── Task inputs ──

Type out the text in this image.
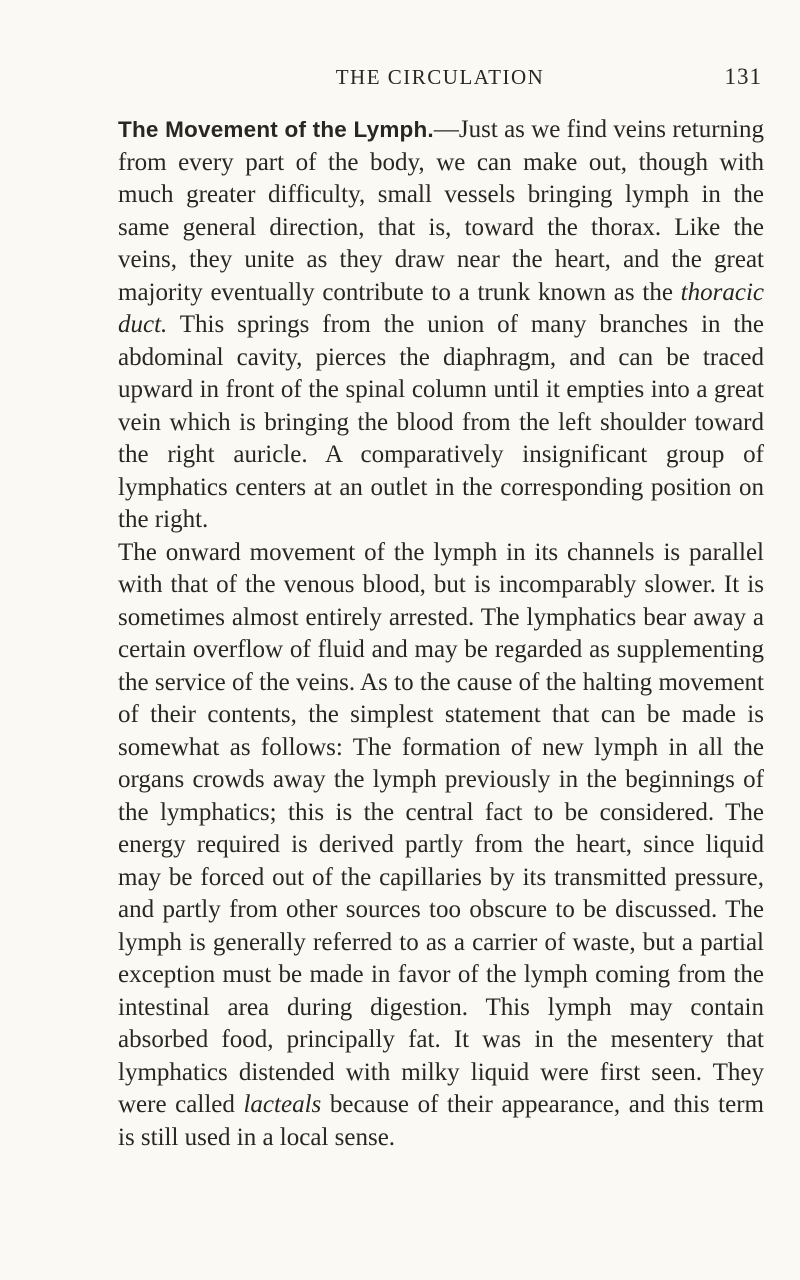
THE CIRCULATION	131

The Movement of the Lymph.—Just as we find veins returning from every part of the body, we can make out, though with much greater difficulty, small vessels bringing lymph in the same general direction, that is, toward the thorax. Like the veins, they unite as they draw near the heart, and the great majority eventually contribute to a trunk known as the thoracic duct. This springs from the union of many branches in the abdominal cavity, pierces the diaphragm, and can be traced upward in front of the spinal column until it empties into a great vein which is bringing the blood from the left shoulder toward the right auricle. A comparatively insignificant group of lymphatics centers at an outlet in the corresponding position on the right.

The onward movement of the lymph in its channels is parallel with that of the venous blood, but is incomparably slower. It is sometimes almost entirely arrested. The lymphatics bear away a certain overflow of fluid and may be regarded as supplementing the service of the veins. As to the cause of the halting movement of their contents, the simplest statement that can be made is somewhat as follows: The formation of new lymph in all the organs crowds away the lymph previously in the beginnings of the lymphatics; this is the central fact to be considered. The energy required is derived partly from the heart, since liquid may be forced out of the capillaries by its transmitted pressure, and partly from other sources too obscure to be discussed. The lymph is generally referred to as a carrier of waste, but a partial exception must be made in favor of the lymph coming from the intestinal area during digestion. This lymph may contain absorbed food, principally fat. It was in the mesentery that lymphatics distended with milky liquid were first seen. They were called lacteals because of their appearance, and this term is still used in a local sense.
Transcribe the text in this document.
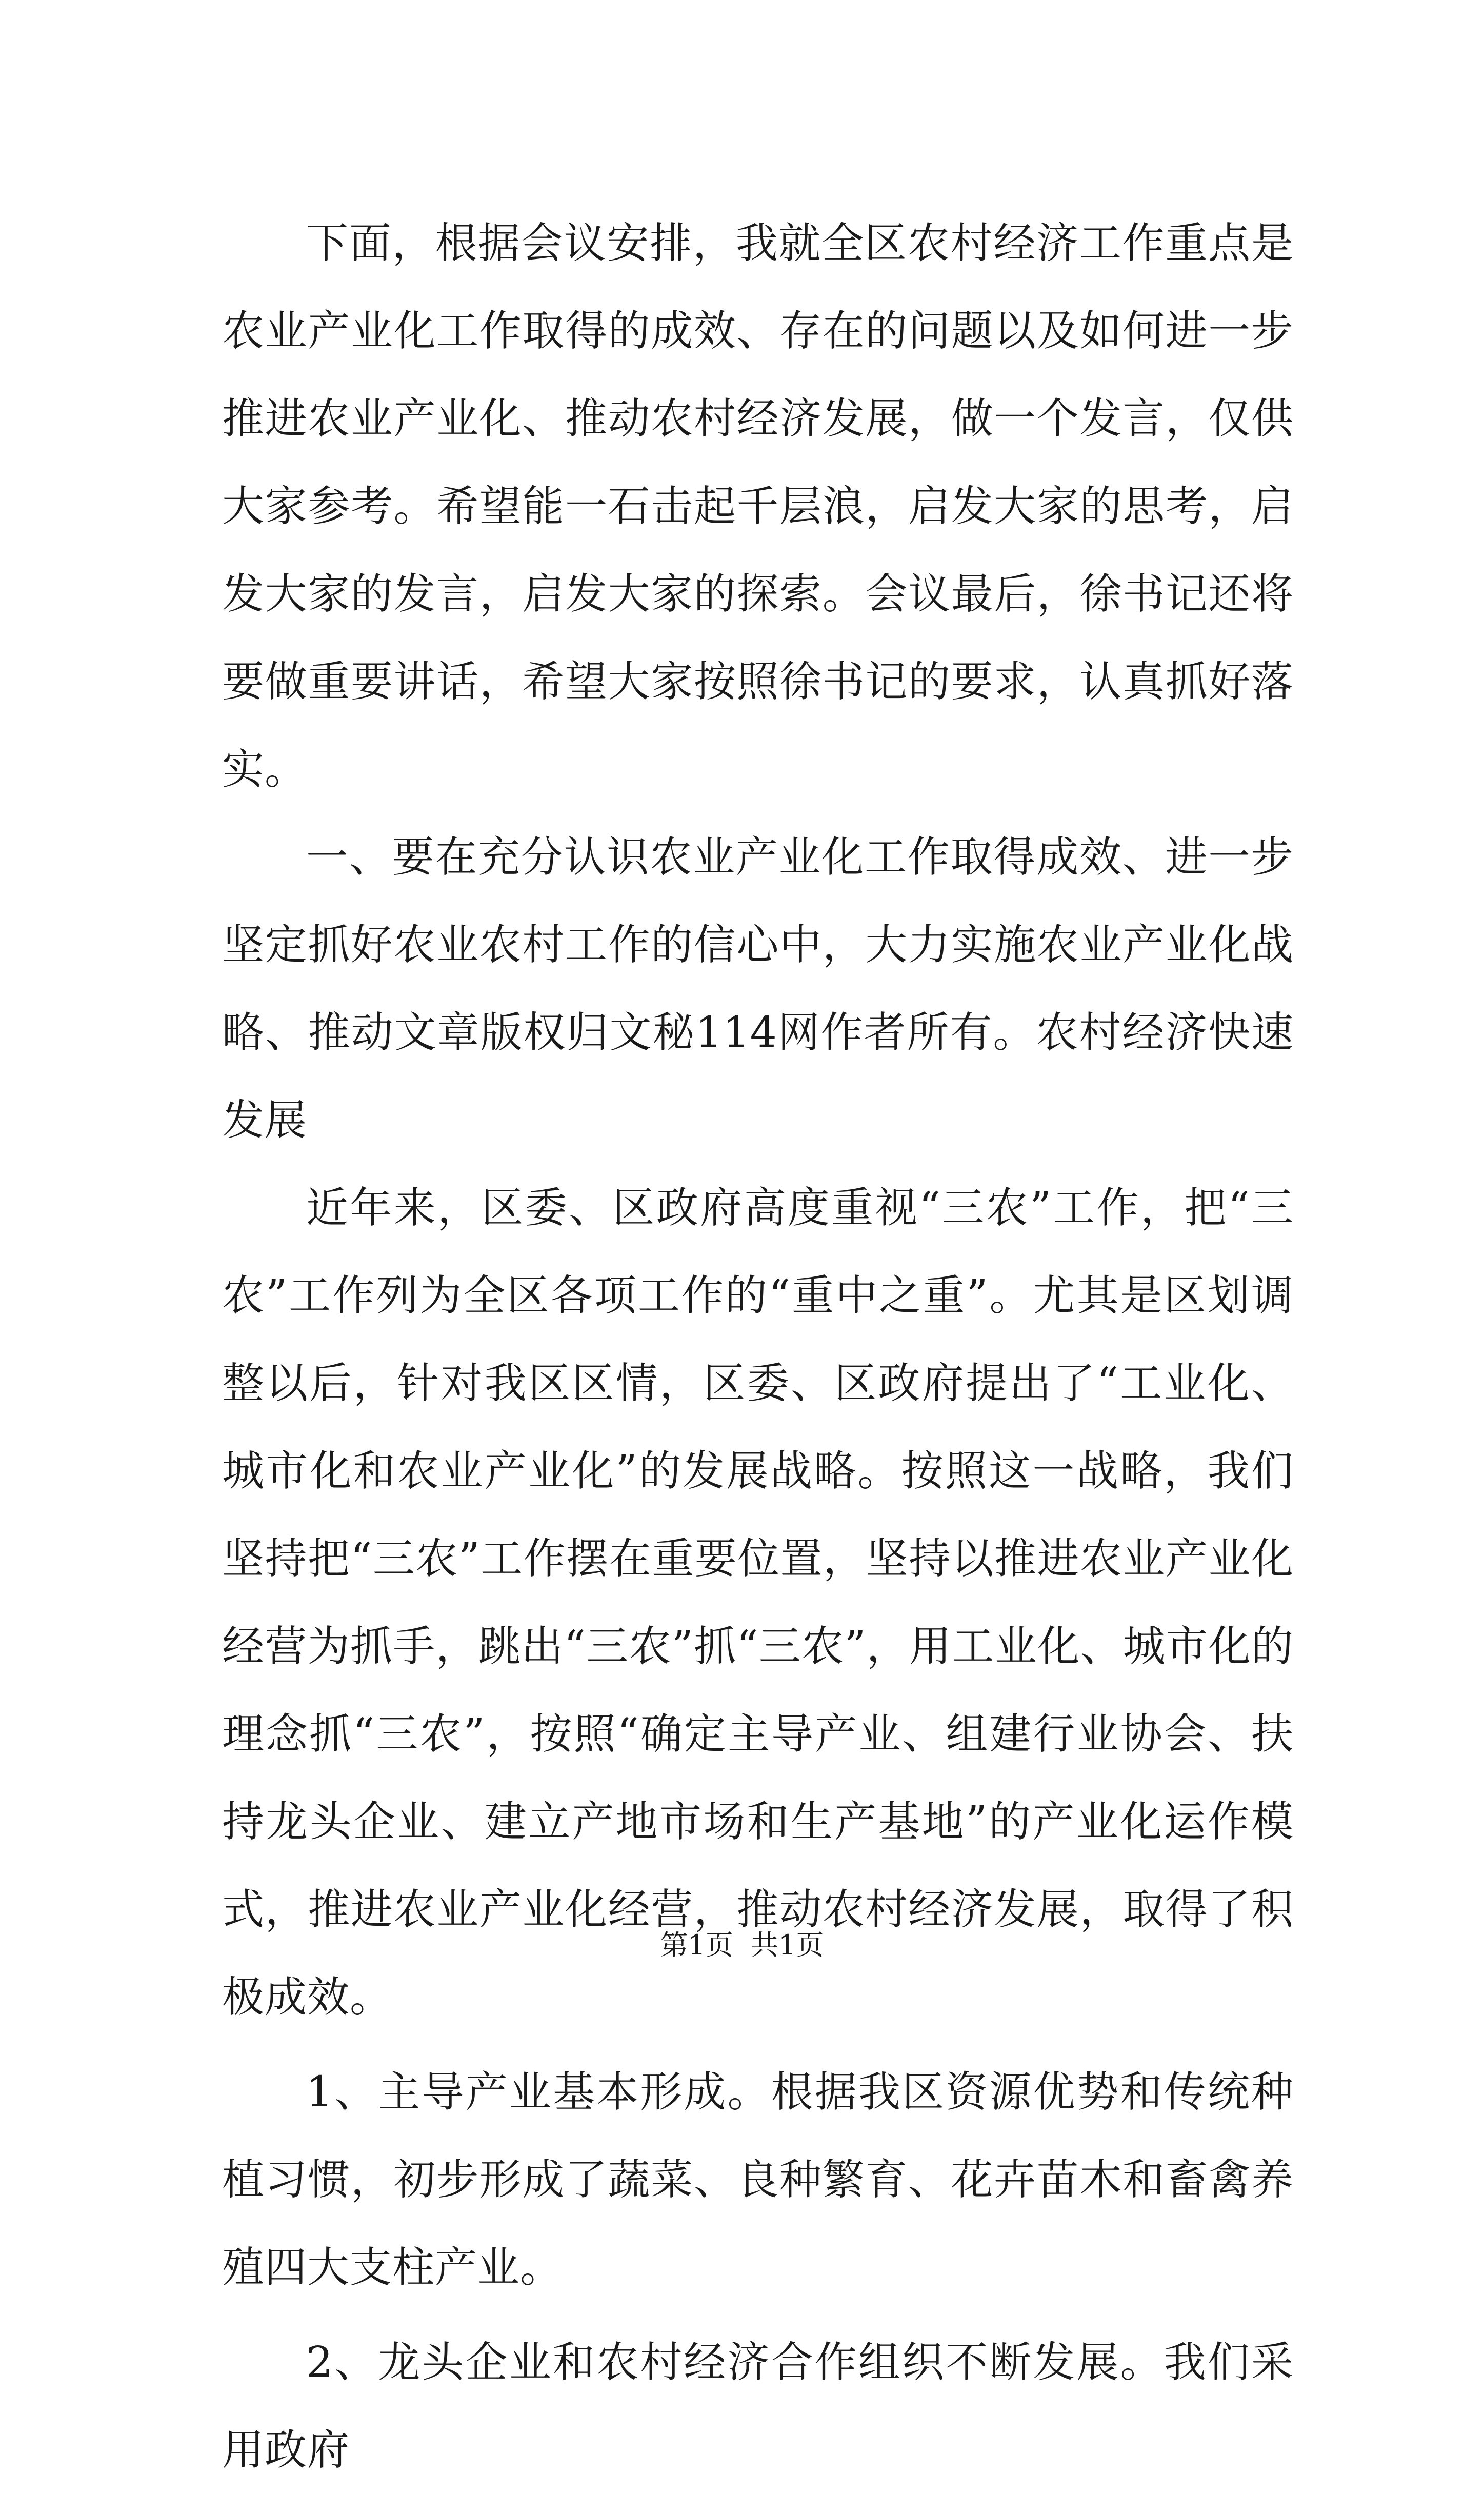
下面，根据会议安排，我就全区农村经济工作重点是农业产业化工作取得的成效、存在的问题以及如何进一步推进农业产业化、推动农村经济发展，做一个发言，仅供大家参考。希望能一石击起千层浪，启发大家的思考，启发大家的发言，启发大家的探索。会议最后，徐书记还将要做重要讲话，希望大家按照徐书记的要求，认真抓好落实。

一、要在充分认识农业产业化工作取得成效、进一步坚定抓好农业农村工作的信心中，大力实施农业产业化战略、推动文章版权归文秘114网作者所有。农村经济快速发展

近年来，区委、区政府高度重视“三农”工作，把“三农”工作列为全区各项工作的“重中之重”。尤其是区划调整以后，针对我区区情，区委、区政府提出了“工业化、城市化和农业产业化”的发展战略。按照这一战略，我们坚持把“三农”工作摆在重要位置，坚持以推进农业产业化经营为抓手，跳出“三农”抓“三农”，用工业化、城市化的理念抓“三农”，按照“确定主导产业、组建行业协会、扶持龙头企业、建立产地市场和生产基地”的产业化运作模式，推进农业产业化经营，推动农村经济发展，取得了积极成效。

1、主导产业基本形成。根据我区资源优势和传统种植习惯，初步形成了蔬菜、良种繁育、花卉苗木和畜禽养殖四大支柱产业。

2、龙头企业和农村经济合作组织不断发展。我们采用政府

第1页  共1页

───

Using the listing above, return all lines where the word "推动农村经济发展" occurs.

下面，根据会议安排，我就全区农村经济工作重点是农业产业化工作取得的成效、存在的问题以及如何进一步推进农业产业化、推动农村经济发展，做一个发言，仅供大家参考。希望能一石击起千层浪，启发大家的思考，启发大家的发言，启发大家的探索。会议最后，徐书记还将要做重要讲话，希望大家按照徐书记的要求，认真抓好落实。
近年来，区委、区政府高度重视“三农”工作，把“三农”工作列为全区各项工作的“重中之重”。尤其是区划调整以后，针对我区区情，区委、区政府提出了“工业化、城市化和农业产业化”的发展战略。按照这一战略，我们坚持把“三农”工作摆在重要位置，坚持以推进农业产业化经营为抓手，跳出“三农”抓“三农”，用工业化、城市化的理念抓“三农”，按照“确定主导产业、组建行业协会、扶持龙头企业、建立产地市场和生产基地”的产业化运作模式，推进农业产业化经营，推动农村经济发展，取得了积极成效。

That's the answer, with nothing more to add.